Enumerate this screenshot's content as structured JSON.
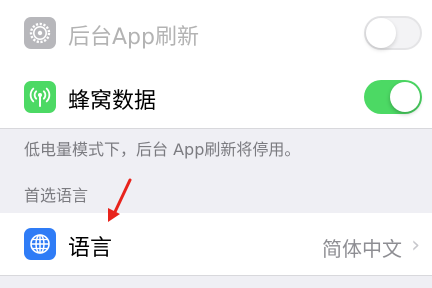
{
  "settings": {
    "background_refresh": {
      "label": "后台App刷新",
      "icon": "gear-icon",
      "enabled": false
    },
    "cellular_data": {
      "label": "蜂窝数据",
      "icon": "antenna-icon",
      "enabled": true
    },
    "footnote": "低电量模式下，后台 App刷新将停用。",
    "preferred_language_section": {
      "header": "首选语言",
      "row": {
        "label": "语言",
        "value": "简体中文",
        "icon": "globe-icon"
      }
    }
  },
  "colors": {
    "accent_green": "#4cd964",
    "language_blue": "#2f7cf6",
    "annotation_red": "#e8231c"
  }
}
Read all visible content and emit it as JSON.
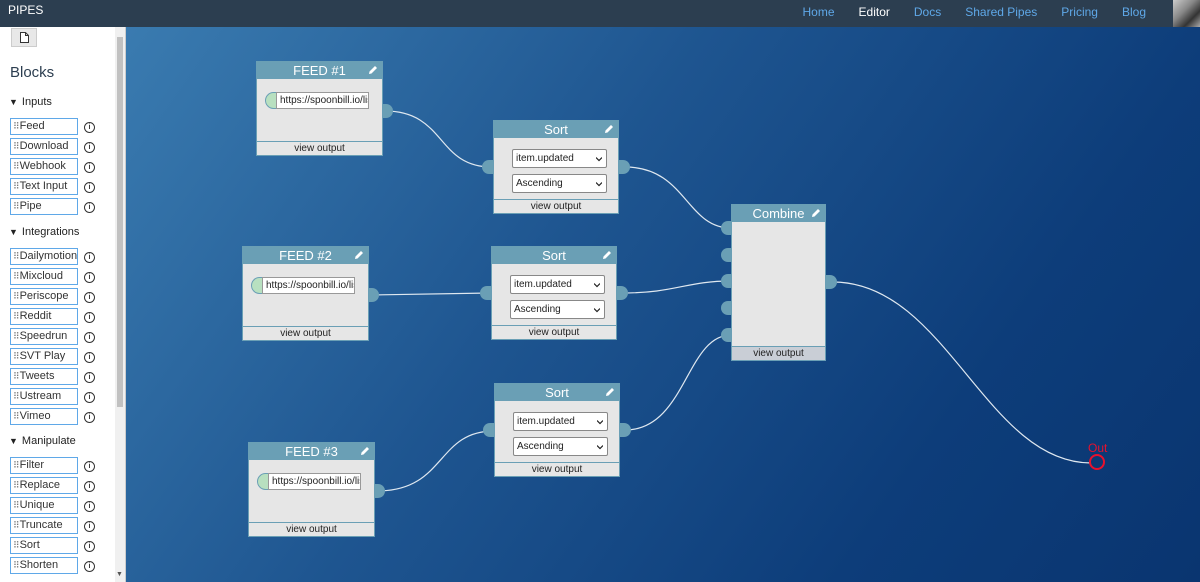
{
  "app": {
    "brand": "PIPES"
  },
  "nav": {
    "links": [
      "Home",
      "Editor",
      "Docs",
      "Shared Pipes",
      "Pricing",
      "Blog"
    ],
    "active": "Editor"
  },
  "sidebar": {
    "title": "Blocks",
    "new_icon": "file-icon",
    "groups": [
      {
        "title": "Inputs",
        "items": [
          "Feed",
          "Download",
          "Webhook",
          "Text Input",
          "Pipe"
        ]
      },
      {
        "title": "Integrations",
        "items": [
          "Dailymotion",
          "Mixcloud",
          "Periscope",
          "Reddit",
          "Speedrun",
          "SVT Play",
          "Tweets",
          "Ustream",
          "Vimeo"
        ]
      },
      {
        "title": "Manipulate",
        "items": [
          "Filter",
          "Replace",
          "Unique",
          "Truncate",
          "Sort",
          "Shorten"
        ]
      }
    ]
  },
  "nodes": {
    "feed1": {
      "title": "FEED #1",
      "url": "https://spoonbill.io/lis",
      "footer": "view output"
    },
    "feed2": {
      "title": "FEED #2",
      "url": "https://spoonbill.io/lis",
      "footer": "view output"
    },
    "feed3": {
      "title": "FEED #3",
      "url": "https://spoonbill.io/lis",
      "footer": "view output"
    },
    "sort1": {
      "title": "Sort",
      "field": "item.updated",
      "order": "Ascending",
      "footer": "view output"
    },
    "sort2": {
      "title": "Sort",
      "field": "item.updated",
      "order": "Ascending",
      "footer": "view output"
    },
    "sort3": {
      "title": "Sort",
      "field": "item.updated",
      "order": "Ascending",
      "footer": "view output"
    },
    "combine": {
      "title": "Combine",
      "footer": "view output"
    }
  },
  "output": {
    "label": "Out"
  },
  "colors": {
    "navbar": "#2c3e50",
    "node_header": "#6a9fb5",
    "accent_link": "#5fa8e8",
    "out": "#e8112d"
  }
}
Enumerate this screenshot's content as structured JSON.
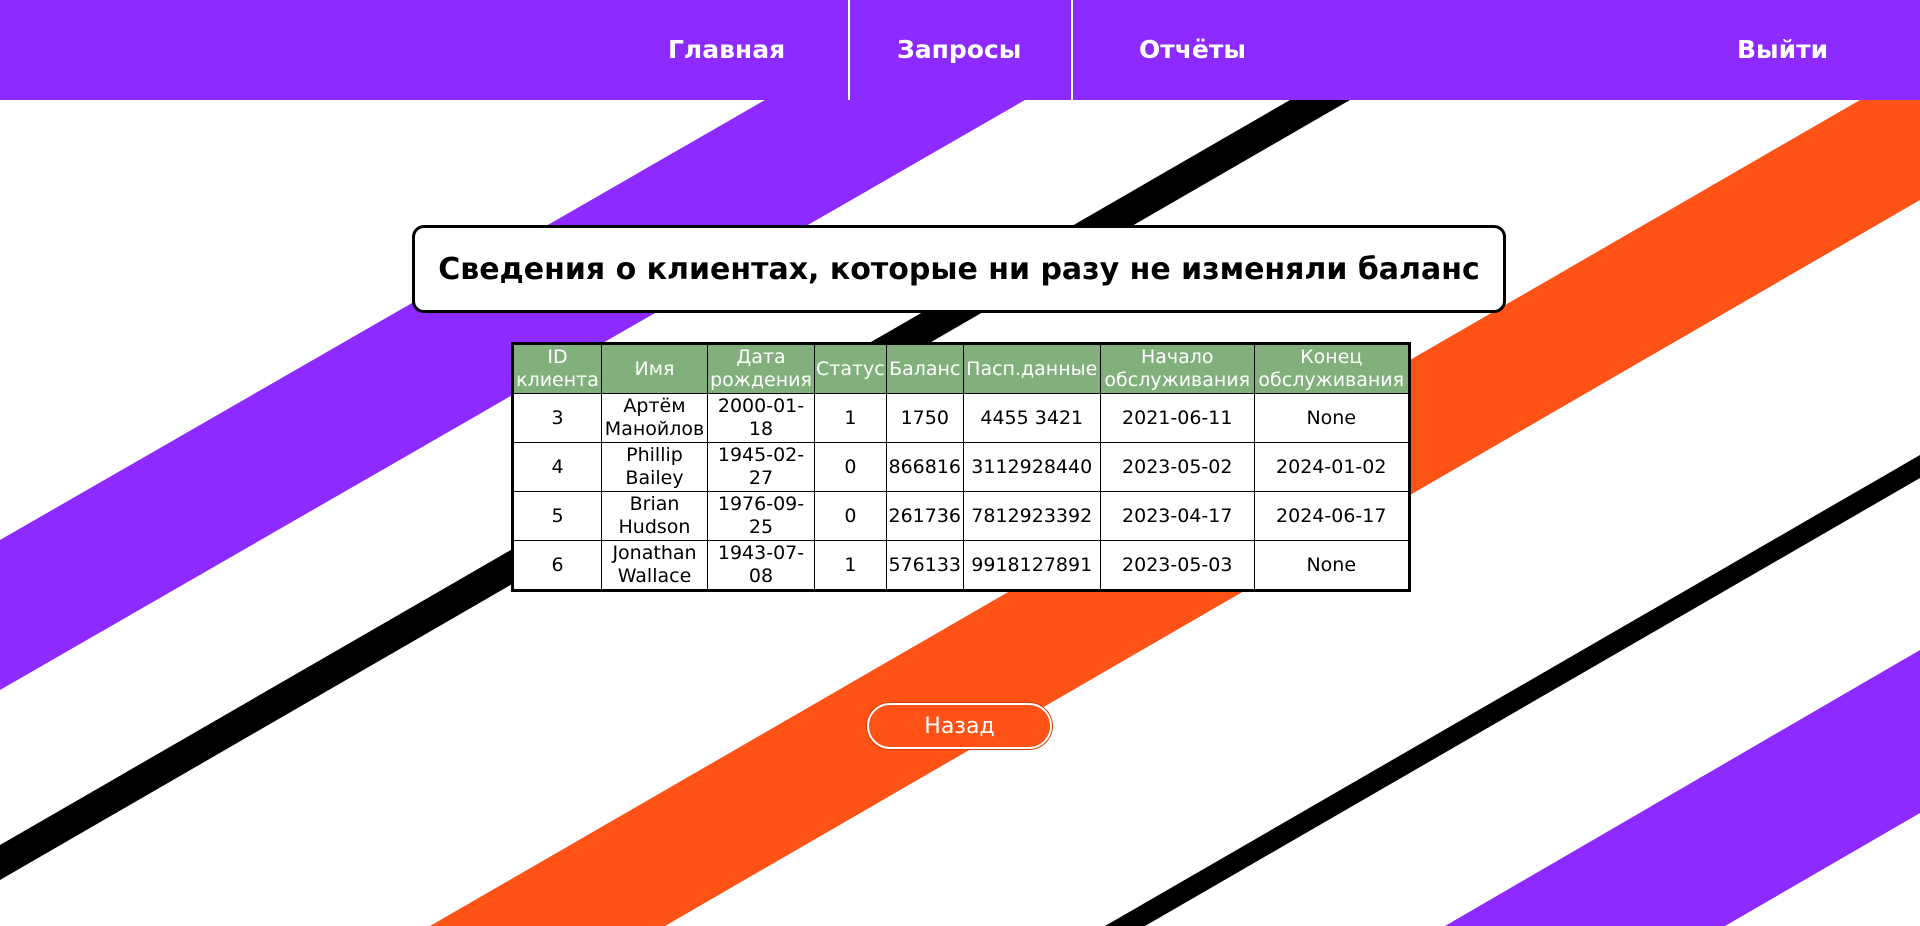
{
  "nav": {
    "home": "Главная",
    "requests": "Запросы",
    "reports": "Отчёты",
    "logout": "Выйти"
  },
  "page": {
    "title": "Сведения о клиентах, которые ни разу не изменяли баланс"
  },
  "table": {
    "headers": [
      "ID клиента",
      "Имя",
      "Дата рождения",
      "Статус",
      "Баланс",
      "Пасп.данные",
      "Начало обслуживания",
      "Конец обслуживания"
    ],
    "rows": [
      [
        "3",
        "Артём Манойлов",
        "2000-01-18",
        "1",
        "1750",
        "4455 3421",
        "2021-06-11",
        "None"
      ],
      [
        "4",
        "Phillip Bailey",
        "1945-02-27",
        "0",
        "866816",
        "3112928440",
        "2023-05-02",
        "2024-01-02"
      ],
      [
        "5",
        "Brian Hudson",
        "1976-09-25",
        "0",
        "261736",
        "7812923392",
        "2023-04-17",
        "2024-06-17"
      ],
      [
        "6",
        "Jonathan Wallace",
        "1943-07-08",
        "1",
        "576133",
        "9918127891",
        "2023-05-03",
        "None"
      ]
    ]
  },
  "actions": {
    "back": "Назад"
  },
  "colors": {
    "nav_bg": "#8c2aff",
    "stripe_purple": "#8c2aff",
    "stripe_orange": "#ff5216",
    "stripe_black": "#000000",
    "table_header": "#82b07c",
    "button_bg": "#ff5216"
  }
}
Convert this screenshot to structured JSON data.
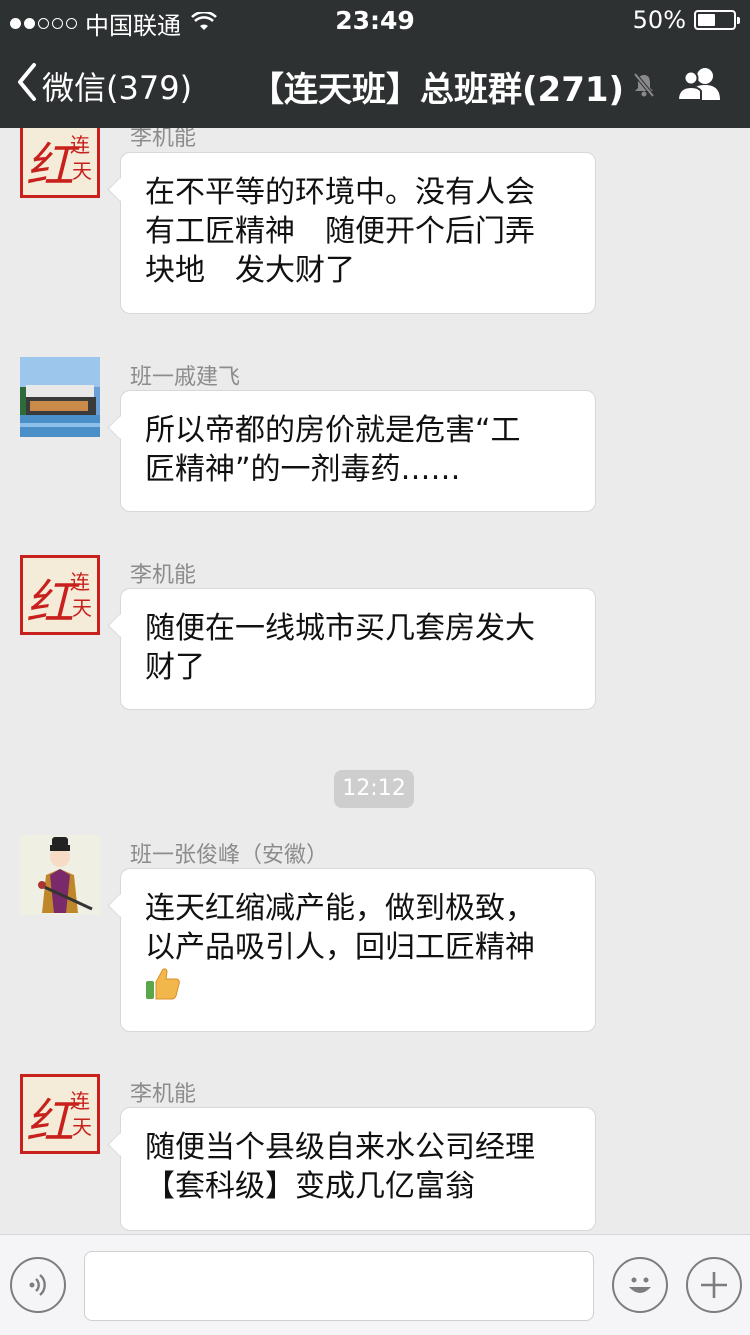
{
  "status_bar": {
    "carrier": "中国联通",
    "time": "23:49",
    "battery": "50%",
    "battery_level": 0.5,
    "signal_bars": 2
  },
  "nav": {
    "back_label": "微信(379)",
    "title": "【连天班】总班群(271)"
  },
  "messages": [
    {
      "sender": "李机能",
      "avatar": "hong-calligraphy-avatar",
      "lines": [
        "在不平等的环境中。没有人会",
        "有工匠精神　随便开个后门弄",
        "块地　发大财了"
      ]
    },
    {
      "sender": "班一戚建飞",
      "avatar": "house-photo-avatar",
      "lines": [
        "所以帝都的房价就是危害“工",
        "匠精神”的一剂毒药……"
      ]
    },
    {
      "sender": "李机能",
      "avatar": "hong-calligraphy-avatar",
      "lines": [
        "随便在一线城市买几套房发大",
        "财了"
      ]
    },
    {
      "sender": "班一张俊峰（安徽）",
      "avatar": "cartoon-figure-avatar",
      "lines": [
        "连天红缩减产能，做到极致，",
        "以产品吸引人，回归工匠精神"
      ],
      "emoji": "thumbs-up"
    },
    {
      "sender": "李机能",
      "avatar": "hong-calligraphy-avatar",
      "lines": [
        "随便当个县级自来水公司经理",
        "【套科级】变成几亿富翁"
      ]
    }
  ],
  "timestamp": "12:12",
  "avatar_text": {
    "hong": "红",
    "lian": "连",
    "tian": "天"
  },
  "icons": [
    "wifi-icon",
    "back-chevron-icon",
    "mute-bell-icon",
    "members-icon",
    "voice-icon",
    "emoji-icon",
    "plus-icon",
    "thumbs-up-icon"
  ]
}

____________

Copy all the records above exactly, but leave out the pictures.

Result of the task
Enumerate this screenshot's content as structured JSON.
{
  "settings": {
    "background_refresh": {
      "label": "后台App刷新",
      "icon": "gear-icon",
      "enabled": false
    },
    "cellular_data": {
      "label": "蜂窝数据",
      "icon": "antenna-icon",
      "enabled": true
    },
    "footnote": "低电量模式下，后台 App刷新将停用。",
    "preferred_language_section": {
      "header": "首选语言",
      "row": {
        "label": "语言",
        "value": "简体中文",
        "icon": "globe-icon"
      }
    }
  },
  "colors": {
    "accent_green": "#4cd964",
    "language_blue": "#2f7cf6",
    "annotation_red": "#e8231c"
  }
}
Read all visible content and emit it as JSON.
{
  "app": {
    "brand": "PIPES"
  },
  "nav": {
    "links": [
      "Home",
      "Editor",
      "Docs",
      "Shared Pipes",
      "Pricing",
      "Blog"
    ],
    "active": "Editor"
  },
  "sidebar": {
    "title": "Blocks",
    "new_icon": "file-icon",
    "groups": [
      {
        "title": "Inputs",
        "items": [
          "Feed",
          "Download",
          "Webhook",
          "Text Input",
          "Pipe"
        ]
      },
      {
        "title": "Integrations",
        "items": [
          "Dailymotion",
          "Mixcloud",
          "Periscope",
          "Reddit",
          "Speedrun",
          "SVT Play",
          "Tweets",
          "Ustream",
          "Vimeo"
        ]
      },
      {
        "title": "Manipulate",
        "items": [
          "Filter",
          "Replace",
          "Unique",
          "Truncate",
          "Sort",
          "Shorten"
        ]
      }
    ]
  },
  "nodes": {
    "feed1": {
      "title": "FEED #1",
      "url": "https://spoonbill.io/lis",
      "footer": "view output"
    },
    "feed2": {
      "title": "FEED #2",
      "url": "https://spoonbill.io/lis",
      "footer": "view output"
    },
    "feed3": {
      "title": "FEED #3",
      "url": "https://spoonbill.io/lis",
      "footer": "view output"
    },
    "sort1": {
      "title": "Sort",
      "field": "item.updated",
      "order": "Ascending",
      "footer": "view output"
    },
    "sort2": {
      "title": "Sort",
      "field": "item.updated",
      "order": "Ascending",
      "footer": "view output"
    },
    "sort3": {
      "title": "Sort",
      "field": "item.updated",
      "order": "Ascending",
      "footer": "view output"
    },
    "combine": {
      "title": "Combine",
      "footer": "view output"
    }
  },
  "output": {
    "label": "Out"
  },
  "colors": {
    "navbar": "#2c3e50",
    "node_header": "#6a9fb5",
    "accent_link": "#5fa8e8",
    "out": "#e8112d"
  }
}
Enumerate this screenshot's content as structured JSON.
{
  "nav": {
    "home": "Главная",
    "requests": "Запросы",
    "reports": "Отчёты",
    "logout": "Выйти"
  },
  "page": {
    "title": "Сведения о клиентах, которые ни разу не изменяли баланс"
  },
  "table": {
    "headers": [
      "ID клиента",
      "Имя",
      "Дата рождения",
      "Статус",
      "Баланс",
      "Пасп.данные",
      "Начало обслуживания",
      "Конец обслуживания"
    ],
    "rows": [
      [
        "3",
        "Артём Манойлов",
        "2000-01-18",
        "1",
        "1750",
        "4455 3421",
        "2021-06-11",
        "None"
      ],
      [
        "4",
        "Phillip Bailey",
        "1945-02-27",
        "0",
        "866816",
        "3112928440",
        "2023-05-02",
        "2024-01-02"
      ],
      [
        "5",
        "Brian Hudson",
        "1976-09-25",
        "0",
        "261736",
        "7812923392",
        "2023-04-17",
        "2024-06-17"
      ],
      [
        "6",
        "Jonathan Wallace",
        "1943-07-08",
        "1",
        "576133",
        "9918127891",
        "2023-05-03",
        "None"
      ]
    ]
  },
  "actions": {
    "back": "Назад"
  },
  "colors": {
    "nav_bg": "#8c2aff",
    "stripe_purple": "#8c2aff",
    "stripe_orange": "#ff5216",
    "stripe_black": "#000000",
    "table_header": "#82b07c",
    "button_bg": "#ff5216"
  }
}
Convert this screenshot to structured JSON data.
{
  "status_bar": {
    "carrier": "中国联通",
    "time": "23:49",
    "battery": "50%",
    "battery_level": 0.5,
    "signal_bars": 2
  },
  "nav": {
    "back_label": "微信(379)",
    "title": "【连天班】总班群(271)"
  },
  "messages": [
    {
      "sender": "李机能",
      "avatar": "hong-calligraphy-avatar",
      "lines": [
        "在不平等的环境中。没有人会",
        "有工匠精神　随便开个后门弄",
        "块地　发大财了"
      ]
    },
    {
      "sender": "班一戚建飞",
      "avatar": "house-photo-avatar",
      "lines": [
        "所以帝都的房价就是危害“工",
        "匠精神”的一剂毒药……"
      ]
    },
    {
      "sender": "李机能",
      "avatar": "hong-calligraphy-avatar",
      "lines": [
        "随便在一线城市买几套房发大",
        "财了"
      ]
    },
    {
      "sender": "班一张俊峰（安徽）",
      "avatar": "cartoon-figure-avatar",
      "lines": [
        "连天红缩减产能，做到极致，",
        "以产品吸引人，回归工匠精神"
      ],
      "emoji": "thumbs-up"
    },
    {
      "sender": "李机能",
      "avatar": "hong-calligraphy-avatar",
      "lines": [
        "随便当个县级自来水公司经理",
        "【套科级】变成几亿富翁"
      ]
    }
  ],
  "timestamp": "12:12",
  "avatar_text": {
    "hong": "红",
    "lian": "连",
    "tian": "天"
  },
  "icons": [
    "wifi-icon",
    "back-chevron-icon",
    "mute-bell-icon",
    "members-icon",
    "voice-icon",
    "emoji-icon",
    "plus-icon",
    "thumbs-up-icon"
  ]
}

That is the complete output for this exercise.